Task directions
Would you return the complete listing below word for word?

** BEGIN **

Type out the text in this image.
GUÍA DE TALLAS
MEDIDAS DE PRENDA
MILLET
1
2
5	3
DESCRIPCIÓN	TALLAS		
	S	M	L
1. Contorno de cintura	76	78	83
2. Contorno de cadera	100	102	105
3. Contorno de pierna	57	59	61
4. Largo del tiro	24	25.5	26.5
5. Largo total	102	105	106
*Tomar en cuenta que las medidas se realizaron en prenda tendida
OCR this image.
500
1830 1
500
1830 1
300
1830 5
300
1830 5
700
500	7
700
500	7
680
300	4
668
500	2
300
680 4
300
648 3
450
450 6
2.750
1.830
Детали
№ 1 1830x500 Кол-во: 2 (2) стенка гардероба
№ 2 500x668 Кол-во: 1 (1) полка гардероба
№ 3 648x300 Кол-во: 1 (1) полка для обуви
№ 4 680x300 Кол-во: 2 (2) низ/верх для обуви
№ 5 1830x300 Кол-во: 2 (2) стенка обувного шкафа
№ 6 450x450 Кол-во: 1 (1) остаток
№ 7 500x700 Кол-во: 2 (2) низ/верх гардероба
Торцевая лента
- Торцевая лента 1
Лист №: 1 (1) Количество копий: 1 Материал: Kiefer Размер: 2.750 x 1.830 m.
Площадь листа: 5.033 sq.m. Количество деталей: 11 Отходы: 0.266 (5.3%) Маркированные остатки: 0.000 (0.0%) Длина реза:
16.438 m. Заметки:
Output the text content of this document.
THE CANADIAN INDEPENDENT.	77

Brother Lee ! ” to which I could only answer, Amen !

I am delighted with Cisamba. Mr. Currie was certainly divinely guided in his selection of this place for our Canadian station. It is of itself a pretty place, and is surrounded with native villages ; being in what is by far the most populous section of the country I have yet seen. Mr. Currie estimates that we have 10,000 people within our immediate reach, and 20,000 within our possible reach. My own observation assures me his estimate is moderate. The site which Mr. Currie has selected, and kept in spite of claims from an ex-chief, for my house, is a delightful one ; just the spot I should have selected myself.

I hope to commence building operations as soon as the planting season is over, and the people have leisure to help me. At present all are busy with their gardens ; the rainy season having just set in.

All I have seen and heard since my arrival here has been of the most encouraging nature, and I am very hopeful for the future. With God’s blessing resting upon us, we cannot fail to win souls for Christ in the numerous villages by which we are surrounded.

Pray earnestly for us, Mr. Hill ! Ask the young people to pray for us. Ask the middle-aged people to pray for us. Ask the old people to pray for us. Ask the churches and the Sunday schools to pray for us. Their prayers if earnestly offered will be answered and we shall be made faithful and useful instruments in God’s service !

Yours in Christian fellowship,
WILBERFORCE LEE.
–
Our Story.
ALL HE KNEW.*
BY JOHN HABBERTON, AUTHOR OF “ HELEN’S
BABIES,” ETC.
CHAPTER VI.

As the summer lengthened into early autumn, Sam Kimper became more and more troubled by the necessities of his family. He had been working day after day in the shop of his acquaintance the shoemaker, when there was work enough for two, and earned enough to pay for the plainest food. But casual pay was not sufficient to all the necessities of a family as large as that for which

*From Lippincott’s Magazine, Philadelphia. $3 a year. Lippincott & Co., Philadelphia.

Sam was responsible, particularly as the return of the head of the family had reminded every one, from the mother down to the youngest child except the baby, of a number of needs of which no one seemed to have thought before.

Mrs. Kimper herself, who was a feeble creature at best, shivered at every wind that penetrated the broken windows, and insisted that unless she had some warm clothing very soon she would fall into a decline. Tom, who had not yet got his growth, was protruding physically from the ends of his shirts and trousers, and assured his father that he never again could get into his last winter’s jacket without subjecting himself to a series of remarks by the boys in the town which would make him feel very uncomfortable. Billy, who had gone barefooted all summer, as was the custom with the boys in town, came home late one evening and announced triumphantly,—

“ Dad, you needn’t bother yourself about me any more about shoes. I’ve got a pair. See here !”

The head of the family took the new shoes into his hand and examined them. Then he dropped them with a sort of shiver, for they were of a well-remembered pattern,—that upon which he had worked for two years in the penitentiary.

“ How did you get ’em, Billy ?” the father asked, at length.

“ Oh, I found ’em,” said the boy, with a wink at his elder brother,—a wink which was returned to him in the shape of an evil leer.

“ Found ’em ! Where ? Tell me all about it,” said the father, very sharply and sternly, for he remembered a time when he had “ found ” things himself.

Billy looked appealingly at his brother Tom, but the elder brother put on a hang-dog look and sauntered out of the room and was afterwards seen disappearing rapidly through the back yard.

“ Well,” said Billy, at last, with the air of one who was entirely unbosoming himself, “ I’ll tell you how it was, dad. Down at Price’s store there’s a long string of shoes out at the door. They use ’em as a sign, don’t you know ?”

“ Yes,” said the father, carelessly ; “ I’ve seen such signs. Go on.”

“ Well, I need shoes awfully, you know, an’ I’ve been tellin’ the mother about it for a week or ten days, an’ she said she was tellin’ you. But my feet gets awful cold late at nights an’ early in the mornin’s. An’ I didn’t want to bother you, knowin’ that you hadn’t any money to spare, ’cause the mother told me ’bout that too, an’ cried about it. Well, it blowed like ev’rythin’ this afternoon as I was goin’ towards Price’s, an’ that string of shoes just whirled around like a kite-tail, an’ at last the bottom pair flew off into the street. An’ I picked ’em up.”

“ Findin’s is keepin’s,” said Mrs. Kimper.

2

** END **

Written response
Type out the text in this image.
GUÍA DE TALLAS
MEDIDAS DE PRENDA
MILLET
1
2
5	3
DESCRIPCIÓN	TALLAS		
	S	M	L
1. Contorno de cintura	76	78	83
2. Contorno de cadera	100	102	105
3. Contorno de pierna	57	59	61
4. Largo del tiro	24	25.5	26.5
5. Largo total	102	105	106
*Tomar en cuenta que las medidas se realizaron en prenda tendida
OCR this image.
500
1830 1
500
1830 1
300
1830 5
300
1830 5
700
500	7
700
500	7
680
300	4
668
500	2
300
680 4
300
648 3
450
450 6
2.750
1.830
Детали
№ 1 1830x500 Кол-во: 2 (2) стенка гардероба
№ 2 500x668 Кол-во: 1 (1) полка гардероба
№ 3 648x300 Кол-во: 1 (1) полка для обуви
№ 4 680x300 Кол-во: 2 (2) низ/верх для обуви
№ 5 1830x300 Кол-во: 2 (2) стенка обувного шкафа
№ 6 450x450 Кол-во: 1 (1) остаток
№ 7 500x700 Кол-во: 2 (2) низ/верх гардероба
Торцевая лента
- Торцевая лента 1
Лист №: 1 (1) Количество копий: 1 Материал: Kiefer Размер: 2.750 x 1.830 m.
Площадь листа: 5.033 sq.m. Количество деталей: 11 Отходы: 0.266 (5.3%) Маркированные остатки: 0.000 (0.0%) Длина реза:
16.438 m. Заметки:
Output the text content of this document.
THE CANADIAN INDEPENDENT.	77

Brother Lee ! ” to which I could only answer, Amen !

I am delighted with Cisamba. Mr. Currie was certainly divinely guided in his selection of this place for our Canadian station. It is of itself a pretty place, and is surrounded with native villages ; being in what is by far the most populous section of the country I have yet seen. Mr. Currie estimates that we have 10,000 people within our immediate reach, and 20,000 within our possible reach. My own observation assures me his estimate is moderate. The site which Mr. Currie has selected, and kept in spite of claims from an ex-chief, for my house, is a delightful one ; just the spot I should have selected myself.

I hope to commence building operations as soon as the planting season is over, and the people have leisure to help me. At present all are busy with their gardens ; the rainy season having just set in.

All I have seen and heard since my arrival here has been of the most encouraging nature, and I am very hopeful for the future. With God’s blessing resting upon us, we cannot fail to win souls for Christ in the numerous villages by which we are surrounded.

Pray earnestly for us, Mr. Hill ! Ask the young people to pray for us. Ask the middle-aged people to pray for us. Ask the old people to pray for us. Ask the churches and the Sunday schools to pray for us. Their prayers if earnestly offered will be answered and we shall be made faithful and useful instruments in God’s service !

Yours in Christian fellowship,
WILBERFORCE LEE.
–
Our Story.
ALL HE KNEW.*
BY JOHN HABBERTON, AUTHOR OF “ HELEN’S
BABIES,” ETC.
CHAPTER VI.

As the summer lengthened into early autumn, Sam Kimper became more and more troubled by the necessities of his family. He had been working day after day in the shop of his acquaintance the shoemaker, when there was work enough for two, and earned enough to pay for the plainest food. But casual pay was not sufficient to all the necessities of a family as large as that for which

*From Lippincott’s Magazine, Philadelphia. $3 a year. Lippincott & Co., Philadelphia.

Sam was responsible, particularly as the return of the head of the family had reminded every one, from the mother down to the youngest child except the baby, of a number of needs of which no one seemed to have thought before.

Mrs. Kimper herself, who was a feeble creature at best, shivered at every wind that penetrated the broken windows, and insisted that unless she had some warm clothing very soon she would fall into a decline. Tom, who had not yet got his growth, was protruding physically from the ends of his shirts and trousers, and assured his father that he never again could get into his last winter’s jacket without subjecting himself to a series of remarks by the boys in the town which would make him feel very uncomfortable. Billy, who had gone barefooted all summer, as was the custom with the boys in town, came home late one evening and announced triumphantly,—

“ Dad, you needn’t bother yourself about me any more about shoes. I’ve got a pair. See here !”

The head of the family took the new shoes into his hand and examined them. Then he dropped them with a sort of shiver, for they were of a well-remembered pattern,—that upon which he had worked for two years in the penitentiary.

“ How did you get ’em, Billy ?” the father asked, at length.

“ Oh, I found ’em,” said the boy, with a wink at his elder brother,—a wink which was returned to him in the shape of an evil leer.

“ Found ’em ! Where ? Tell me all about it,” said the father, very sharply and sternly, for he remembered a time when he had “ found ” things himself.

Billy looked appealingly at his brother Tom, but the elder brother put on a hang-dog look and sauntered out of the room and was afterwards seen disappearing rapidly through the back yard.

“ Well,” said Billy, at last, with the air of one who was entirely unbosoming himself, “ I’ll tell you how it was, dad. Down at Price’s store there’s a long string of shoes out at the door. They use ’em as a sign, don’t you know ?”

“ Yes,” said the father, carelessly ; “ I’ve seen such signs. Go on.”

“ Well, I need shoes awfully, you know, an’ I’ve been tellin’ the mother about it for a week or ten days, an’ she said she was tellin’ you. But my feet gets awful cold late at nights an’ early in the mornin’s. An’ I didn’t want to bother you, knowin’ that you hadn’t any money to spare, ’cause the mother told me ’bout that too, an’ cried about it. Well, it blowed like ev’rythin’ this afternoon as I was goin’ towards Price’s, an’ that string of shoes just whirled around like a kite-tail, an’ at last the bottom pair flew off into the street. An’ I picked ’em up.”

“ Findin’s is keepin’s,” said Mrs. Kimper.

2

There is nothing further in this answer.